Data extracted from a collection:
= = = = =

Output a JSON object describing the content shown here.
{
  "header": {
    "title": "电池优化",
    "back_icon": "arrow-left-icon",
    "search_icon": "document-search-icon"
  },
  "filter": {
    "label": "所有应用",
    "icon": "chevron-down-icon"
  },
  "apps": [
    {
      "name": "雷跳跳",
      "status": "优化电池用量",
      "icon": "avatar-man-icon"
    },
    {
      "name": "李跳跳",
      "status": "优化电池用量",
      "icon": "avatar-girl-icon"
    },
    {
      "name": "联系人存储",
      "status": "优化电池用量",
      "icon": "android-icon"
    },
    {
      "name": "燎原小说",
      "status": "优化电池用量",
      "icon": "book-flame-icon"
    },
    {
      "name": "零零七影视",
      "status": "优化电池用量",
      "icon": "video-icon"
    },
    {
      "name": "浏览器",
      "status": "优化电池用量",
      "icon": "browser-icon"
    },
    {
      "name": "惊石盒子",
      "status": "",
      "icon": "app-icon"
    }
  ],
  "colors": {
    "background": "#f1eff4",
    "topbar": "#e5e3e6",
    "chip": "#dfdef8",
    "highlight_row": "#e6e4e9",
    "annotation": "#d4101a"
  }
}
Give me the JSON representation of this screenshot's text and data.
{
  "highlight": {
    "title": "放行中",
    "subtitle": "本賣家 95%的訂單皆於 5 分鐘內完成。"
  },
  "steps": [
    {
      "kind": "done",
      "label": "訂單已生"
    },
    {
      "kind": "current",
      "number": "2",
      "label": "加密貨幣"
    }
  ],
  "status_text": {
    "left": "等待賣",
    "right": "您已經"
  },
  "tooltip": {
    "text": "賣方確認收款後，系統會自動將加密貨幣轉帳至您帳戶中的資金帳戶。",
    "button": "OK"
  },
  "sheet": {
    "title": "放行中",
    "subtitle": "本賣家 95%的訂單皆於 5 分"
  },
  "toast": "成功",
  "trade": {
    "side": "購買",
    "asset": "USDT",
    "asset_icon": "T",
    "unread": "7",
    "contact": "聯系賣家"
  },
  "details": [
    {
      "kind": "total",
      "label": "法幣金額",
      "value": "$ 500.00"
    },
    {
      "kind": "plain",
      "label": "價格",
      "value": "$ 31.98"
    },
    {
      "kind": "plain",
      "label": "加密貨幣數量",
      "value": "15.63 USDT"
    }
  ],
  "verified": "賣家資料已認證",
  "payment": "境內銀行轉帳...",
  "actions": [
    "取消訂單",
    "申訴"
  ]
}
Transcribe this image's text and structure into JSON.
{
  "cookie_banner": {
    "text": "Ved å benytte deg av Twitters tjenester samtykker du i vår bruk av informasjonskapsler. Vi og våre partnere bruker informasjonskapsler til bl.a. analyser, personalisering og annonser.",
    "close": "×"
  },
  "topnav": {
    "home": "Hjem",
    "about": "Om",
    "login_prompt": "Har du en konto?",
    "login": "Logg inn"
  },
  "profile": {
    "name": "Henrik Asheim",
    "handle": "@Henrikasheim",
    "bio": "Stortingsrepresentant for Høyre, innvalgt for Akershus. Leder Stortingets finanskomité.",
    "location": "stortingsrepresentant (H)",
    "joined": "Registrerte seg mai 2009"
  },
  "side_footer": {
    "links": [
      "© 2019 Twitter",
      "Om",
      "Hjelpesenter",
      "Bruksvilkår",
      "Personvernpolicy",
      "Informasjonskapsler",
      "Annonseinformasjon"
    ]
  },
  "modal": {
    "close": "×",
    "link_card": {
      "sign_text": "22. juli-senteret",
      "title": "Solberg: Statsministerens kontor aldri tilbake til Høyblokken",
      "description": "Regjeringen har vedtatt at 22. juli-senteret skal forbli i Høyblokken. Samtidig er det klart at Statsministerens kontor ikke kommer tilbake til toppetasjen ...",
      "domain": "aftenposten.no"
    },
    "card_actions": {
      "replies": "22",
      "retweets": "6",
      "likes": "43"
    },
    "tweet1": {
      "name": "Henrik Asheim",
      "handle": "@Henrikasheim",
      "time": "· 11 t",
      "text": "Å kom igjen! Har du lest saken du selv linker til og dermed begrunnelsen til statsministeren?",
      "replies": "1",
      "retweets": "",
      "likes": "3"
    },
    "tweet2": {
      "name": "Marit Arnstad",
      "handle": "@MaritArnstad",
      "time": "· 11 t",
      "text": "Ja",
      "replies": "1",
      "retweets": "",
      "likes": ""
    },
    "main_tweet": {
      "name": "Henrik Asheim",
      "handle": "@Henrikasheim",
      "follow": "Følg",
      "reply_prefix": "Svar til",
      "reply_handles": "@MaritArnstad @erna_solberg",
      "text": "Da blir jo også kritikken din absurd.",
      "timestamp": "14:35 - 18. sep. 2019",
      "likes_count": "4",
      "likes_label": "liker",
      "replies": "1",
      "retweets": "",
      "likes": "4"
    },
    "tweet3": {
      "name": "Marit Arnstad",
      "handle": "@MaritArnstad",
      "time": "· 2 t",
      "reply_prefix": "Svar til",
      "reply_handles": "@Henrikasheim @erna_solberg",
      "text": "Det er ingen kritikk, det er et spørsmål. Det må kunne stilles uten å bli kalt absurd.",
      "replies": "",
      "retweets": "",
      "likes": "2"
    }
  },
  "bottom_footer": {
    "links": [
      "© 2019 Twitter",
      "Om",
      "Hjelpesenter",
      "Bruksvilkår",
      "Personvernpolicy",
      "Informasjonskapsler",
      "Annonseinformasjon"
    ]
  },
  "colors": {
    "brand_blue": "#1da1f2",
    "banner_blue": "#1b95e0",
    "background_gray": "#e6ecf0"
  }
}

= = = = =

◆ Directive: From the records above, extract every entry verbatim.

◆ Solution to the exercise:
Output a JSON object describing the content shown here.
{
  "header": {
    "title": "电池优化",
    "back_icon": "arrow-left-icon",
    "search_icon": "document-search-icon"
  },
  "filter": {
    "label": "所有应用",
    "icon": "chevron-down-icon"
  },
  "apps": [
    {
      "name": "雷跳跳",
      "status": "优化电池用量",
      "icon": "avatar-man-icon"
    },
    {
      "name": "李跳跳",
      "status": "优化电池用量",
      "icon": "avatar-girl-icon"
    },
    {
      "name": "联系人存储",
      "status": "优化电池用量",
      "icon": "android-icon"
    },
    {
      "name": "燎原小说",
      "status": "优化电池用量",
      "icon": "book-flame-icon"
    },
    {
      "name": "零零七影视",
      "status": "优化电池用量",
      "icon": "video-icon"
    },
    {
      "name": "浏览器",
      "status": "优化电池用量",
      "icon": "browser-icon"
    },
    {
      "name": "惊石盒子",
      "status": "",
      "icon": "app-icon"
    }
  ],
  "colors": {
    "background": "#f1eff4",
    "topbar": "#e5e3e6",
    "chip": "#dfdef8",
    "highlight_row": "#e6e4e9",
    "annotation": "#d4101a"
  }
}
Give me the JSON representation of this screenshot's text and data.
{
  "highlight": {
    "title": "放行中",
    "subtitle": "本賣家 95%的訂單皆於 5 分鐘內完成。"
  },
  "steps": [
    {
      "kind": "done",
      "label": "訂單已生"
    },
    {
      "kind": "current",
      "number": "2",
      "label": "加密貨幣"
    }
  ],
  "status_text": {
    "left": "等待賣",
    "right": "您已經"
  },
  "tooltip": {
    "text": "賣方確認收款後，系統會自動將加密貨幣轉帳至您帳戶中的資金帳戶。",
    "button": "OK"
  },
  "sheet": {
    "title": "放行中",
    "subtitle": "本賣家 95%的訂單皆於 5 分"
  },
  "toast": "成功",
  "trade": {
    "side": "購買",
    "asset": "USDT",
    "asset_icon": "T",
    "unread": "7",
    "contact": "聯系賣家"
  },
  "details": [
    {
      "kind": "total",
      "label": "法幣金額",
      "value": "$ 500.00"
    },
    {
      "kind": "plain",
      "label": "價格",
      "value": "$ 31.98"
    },
    {
      "kind": "plain",
      "label": "加密貨幣數量",
      "value": "15.63 USDT"
    }
  ],
  "verified": "賣家資料已認證",
  "payment": "境內銀行轉帳...",
  "actions": [
    "取消訂單",
    "申訴"
  ]
}
Transcribe this image's text and structure into JSON.
{
  "cookie_banner": {
    "text": "Ved å benytte deg av Twitters tjenester samtykker du i vår bruk av informasjonskapsler. Vi og våre partnere bruker informasjonskapsler til bl.a. analyser, personalisering og annonser.",
    "close": "×"
  },
  "topnav": {
    "home": "Hjem",
    "about": "Om",
    "login_prompt": "Har du en konto?",
    "login": "Logg inn"
  },
  "profile": {
    "name": "Henrik Asheim",
    "handle": "@Henrikasheim",
    "bio": "Stortingsrepresentant for Høyre, innvalgt for Akershus. Leder Stortingets finanskomité.",
    "location": "stortingsrepresentant (H)",
    "joined": "Registrerte seg mai 2009"
  },
  "side_footer": {
    "links": [
      "© 2019 Twitter",
      "Om",
      "Hjelpesenter",
      "Bruksvilkår",
      "Personvernpolicy",
      "Informasjonskapsler",
      "Annonseinformasjon"
    ]
  },
  "modal": {
    "close": "×",
    "link_card": {
      "sign_text": "22. juli-senteret",
      "title": "Solberg: Statsministerens kontor aldri tilbake til Høyblokken",
      "description": "Regjeringen har vedtatt at 22. juli-senteret skal forbli i Høyblokken. Samtidig er det klart at Statsministerens kontor ikke kommer tilbake til toppetasjen ...",
      "domain": "aftenposten.no"
    },
    "card_actions": {
      "replies": "22",
      "retweets": "6",
      "likes": "43"
    },
    "tweet1": {
      "name": "Henrik Asheim",
      "handle": "@Henrikasheim",
      "time": "· 11 t",
      "text": "Å kom igjen! Har du lest saken du selv linker til og dermed begrunnelsen til statsministeren?",
      "replies": "1",
      "retweets": "",
      "likes": "3"
    },
    "tweet2": {
      "name": "Marit Arnstad",
      "handle": "@MaritArnstad",
      "time": "· 11 t",
      "text": "Ja",
      "replies": "1",
      "retweets": "",
      "likes": ""
    },
    "main_tweet": {
      "name": "Henrik Asheim",
      "handle": "@Henrikasheim",
      "follow": "Følg",
      "reply_prefix": "Svar til",
      "reply_handles": "@MaritArnstad @erna_solberg",
      "text": "Da blir jo også kritikken din absurd.",
      "timestamp": "14:35 - 18. sep. 2019",
      "likes_count": "4",
      "likes_label": "liker",
      "replies": "1",
      "retweets": "",
      "likes": "4"
    },
    "tweet3": {
      "name": "Marit Arnstad",
      "handle": "@MaritArnstad",
      "time": "· 2 t",
      "reply_prefix": "Svar til",
      "reply_handles": "@Henrikasheim @erna_solberg",
      "text": "Det er ingen kritikk, det er et spørsmål. Det må kunne stilles uten å bli kalt absurd.",
      "replies": "",
      "retweets": "",
      "likes": "2"
    }
  },
  "bottom_footer": {
    "links": [
      "© 2019 Twitter",
      "Om",
      "Hjelpesenter",
      "Bruksvilkår",
      "Personvernpolicy",
      "Informasjonskapsler",
      "Annonseinformasjon"
    ]
  },
  "colors": {
    "brand_blue": "#1da1f2",
    "banner_blue": "#1b95e0",
    "background_gray": "#e6ecf0"
  }
}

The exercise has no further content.